• _TEXT SHOWN_:
━━━━━━━━━━

Re: [bitbake-devel] Improving npm(sw) fetcher & integration within Bitbake

From: Stefan Herbrechtsmeier <stefan.herbrechtsmeier-oss@weidmueller.com>
To: Martin Koppehel <martin@mko.dev>,
	richard.purdie@linuxfoundation.org,
	Jasper Orschulko <Jasper.Orschulko@iris-sensing.com>,
	"bitbake-devel@lists.openembedded.org"
	<bitbake-devel@lists.openembedded.org>
Cc: Daniel Baumgart <Daniel.Baumgart@iris-sensing.com>
Subject: Re: [bitbake-devel] Improving npm(sw) fetcher & integration within Bitbake
Date: Fri, 5 Nov 2021 14:16:22 +0100	[thread overview]
Message-ID: <4d2e6c3c-b1f8-01e7-76b3-557201755a87@weidmueller.com> (raw)
In-Reply-To: <4106f9ef-5b2e-5276-f1bb-c80a989d7fdf@mko.dev>

Hi,

Am 05.11.2021 um 12:10 schrieb Martin Koppehel:
> On 11/5/21 10:07, Stefan Herbrechtsmeier wrote:
>> Am 05.11.2021 um 00:15 schrieb Richard Purdie via lists.openembedded.org:
>>> On Thu, 2021-11-04 at 12:29 +0000, Jasper Orschulko wrote:
>>>> Dear Bitbake developers,

[snip]

>>>> So how can we address these issues?
>>>>
>>>> We plan to implement a "sub-fetcher" for npmsw (a concept which might
>>>> also be recyclable for similar use-cases). This would take the
>>>> form of e.g.:
>>>>
>>>> SRC_URI = "npmsw+git://git-uri.git;npm-topdir=path_to_npm_project;..."
>>>>
>>>> The idea is, that the npsw fetcher would then call an arbitrary sub-
>>>> fetcher (in this case git, however any fetcher will be supported) and
>>>> after the sub-fetcher has extracted the source code into the DL_DIR,
>>>> the npm fetcher will create a secondary download folder as a copy of
>>>> the sub-fetchers download folder. Within this copy, the npm fetcher
>>>> will call `npm ci`, effectively downloading the npm packages by doing a
>>>> clean-install on the basis of the package.json and the package-
>>>> lock.json files within the npmsw download dir. This results in a much
>>>> faster build, as it removes the need for seperate handling of the
>>>> individual node packages, as well as streamlining the developers
>>>> workflow with the build process within Bitbake.
>>
>> How should this support the download proxy? The npm ci command need a 
>> repository or a cache to work.
> The npm ci command can utilize a private registry and/or http proxy if 
> that's required. We didn't consider that case yet, but I think we could 
> add a call to npm to configure a proxy according to e.g. a set of 
> environment variables.

━━━━━━━━━━

• _DATA SHOWN_:
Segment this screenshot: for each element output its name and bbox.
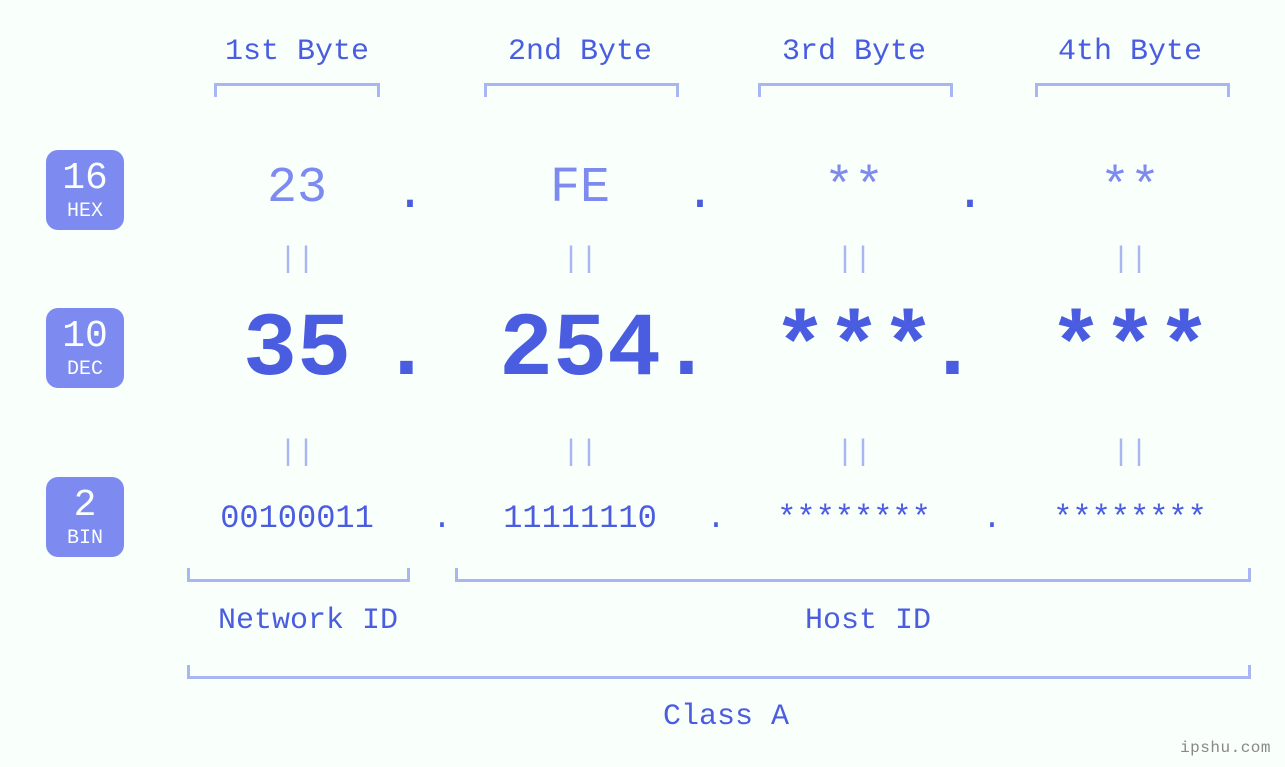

━━━━━━━━━━

• _WORK TO DO_:
**A.** Retype the stretch of the npmsw fetcher thread from "In-Reply-To: <4106f9ef-5b2e-5276-f1bb-c80a989d7fdf@mko.dev>" through "address these issues?" with no changes.
**B.** Write the next part of the npmsw fetcher thread, picking up right after its last line.

• _THE RESULTS_:
**A.**
In-Reply-To: <4106f9ef-5b2e-5276-f1bb-c80a989d7fdf@mko.dev>

Hi,

Am 05.11.2021 um 12:10 schrieb Martin Koppehel:
> On 11/5/21 10:07, Stefan Herbrechtsmeier wrote:
>> Am 05.11.2021 um 00:15 schrieb Richard Purdie via lists.openembedded.org:
>>> On Thu, 2021-11-04 at 12:29 +0000, Jasper Orschulko wrote:
>>>> Dear Bitbake developers,

[snip]

>>>> So how can we address these issues?

**B.**
With proxy I mean the yocto http download proxy not a private npm registry:
https://downloads.yoctoproject.org/mirror/sources/

>> Furthermore you need a patch step in between the fetch steps to 
>> support tuning / fixing of the configuration before the second fetch 
>> step.
> Our idea was to build a completely checked out and installed repository 
> and archive this in the DL_DIR, which then can be used in the do_patch 
> phase.

This makes the download recipe specific and you can't share npm packages 
between recipes.

> Are we missing some important use-case here? Whenever it is necessary to 
> patch the package.json/package-lock.json this should ideally be done in 
> your upstream repository.

Yes but what if your upstream repository doesn't exist anymore or the 
upstream repo doesn't accept your change.

> Our primary motivation behind leaving the package-lock within the source 
> repository was to have a single source of truth for the dependency 
> versions.

What happens if you have a CVE in a common dependency. You have to wait 
for every project to integrate the update and have to check the external 
sources to know if the package was updated.

The problems are the different requirements between a developer and 
distribution point of view.

>>>> As this fetcher would be implemented separately from the current npmsw
>>>> fetcher, this will not cause any breaking changes for existing setups.
>>>>
>>>> Additionally, we plan on writing a separate npmsw.bbclass, which will
>>>> parse the package.json for each node module for an automated Bitbake
>>>> license manifest generation, which will resolve the current challenge
>>>> of having to maintain these manually, as currently described at
>>>> https://www.yoctoproject.org/docs/latest/mega-manual/mega-manual.html#npm-using-the-registry-modules-method 
>>>>
>>>> .
>>
>> This licenses will be generated by the recipetool and you could 
>> provide checksums to detect the correct licenses.
>>
>> The license inside the package.json is only a hint and you need a 
>> license file to fulfill the license compliance. Because of this I 
>> remove the package.json from LIC_FILES_CHKSUM because it is useless 
>> for the license compliance.
> You're right here that there's a need to have the full license file. In 
> this case, a license crawler would need to traverse node_modules and 
> scan for LICENSE[.md,.txt,] files and then generate the checksums.
>>
>>>> If this is something you see as a worthwhile goal, we will provide a
>>>> set of patch files within the coming weeks.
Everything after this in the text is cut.